DATA:
*-*-*
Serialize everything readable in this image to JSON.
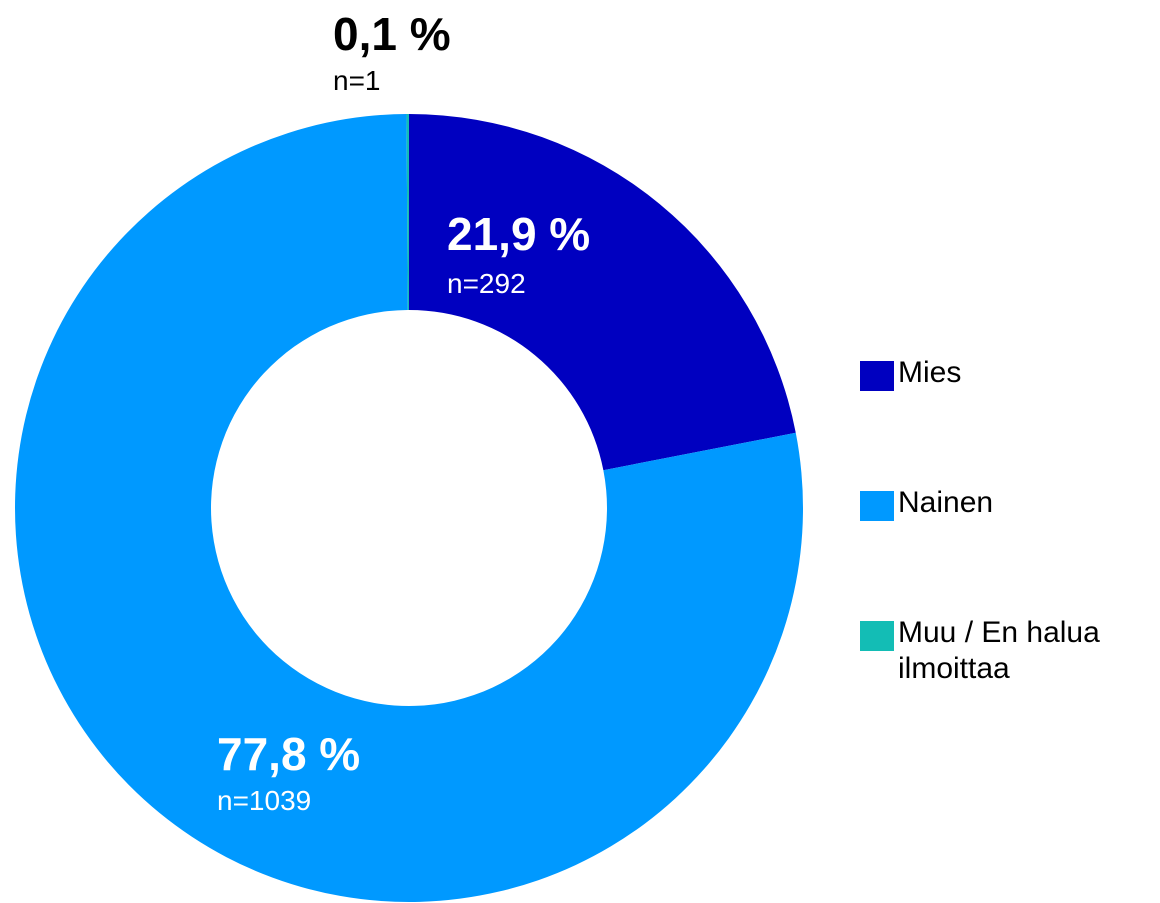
{
  "chart_data": {
    "type": "donut",
    "categories": [
      "Mies",
      "Nainen",
      "Muu / En halua ilmoittaa"
    ],
    "values": [
      21.9,
      77.8,
      0.1
    ],
    "value_labels": [
      "21,9 %",
      "77,8 %",
      "0,1 %"
    ],
    "count_labels": [
      "n=292",
      "n=1039",
      "n=1"
    ],
    "colors": [
      "#0000c0",
      "#0099ff",
      "#13bdb5"
    ],
    "legend": "right"
  }
}
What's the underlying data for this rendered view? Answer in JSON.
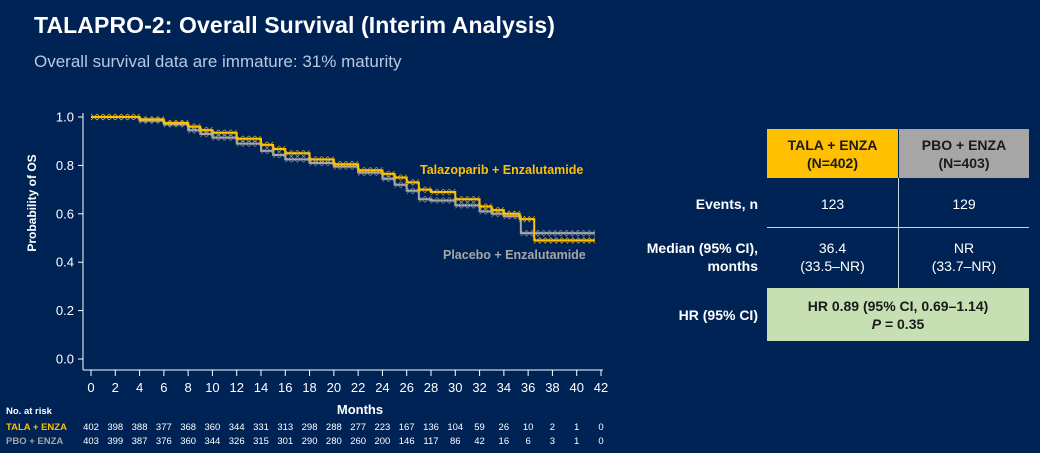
*-*-*
INSTRUCTIONS FOR THE TASK: Using the material above, set down every line exactly, but skip the pictures.

COMPLETE RESPONSE:
Serialize everything readable in this image to JSON.
{
  "chart_data": {
    "type": "donut",
    "categories": [
      "Mies",
      "Nainen",
      "Muu / En halua ilmoittaa"
    ],
    "values": [
      21.9,
      77.8,
      0.1
    ],
    "value_labels": [
      "21,9 %",
      "77,8 %",
      "0,1 %"
    ],
    "count_labels": [
      "n=292",
      "n=1039",
      "n=1"
    ],
    "colors": [
      "#0000c0",
      "#0099ff",
      "#13bdb5"
    ],
    "legend": "right"
  }
}
What's the underlying data for this rendered view? Answer in JSON.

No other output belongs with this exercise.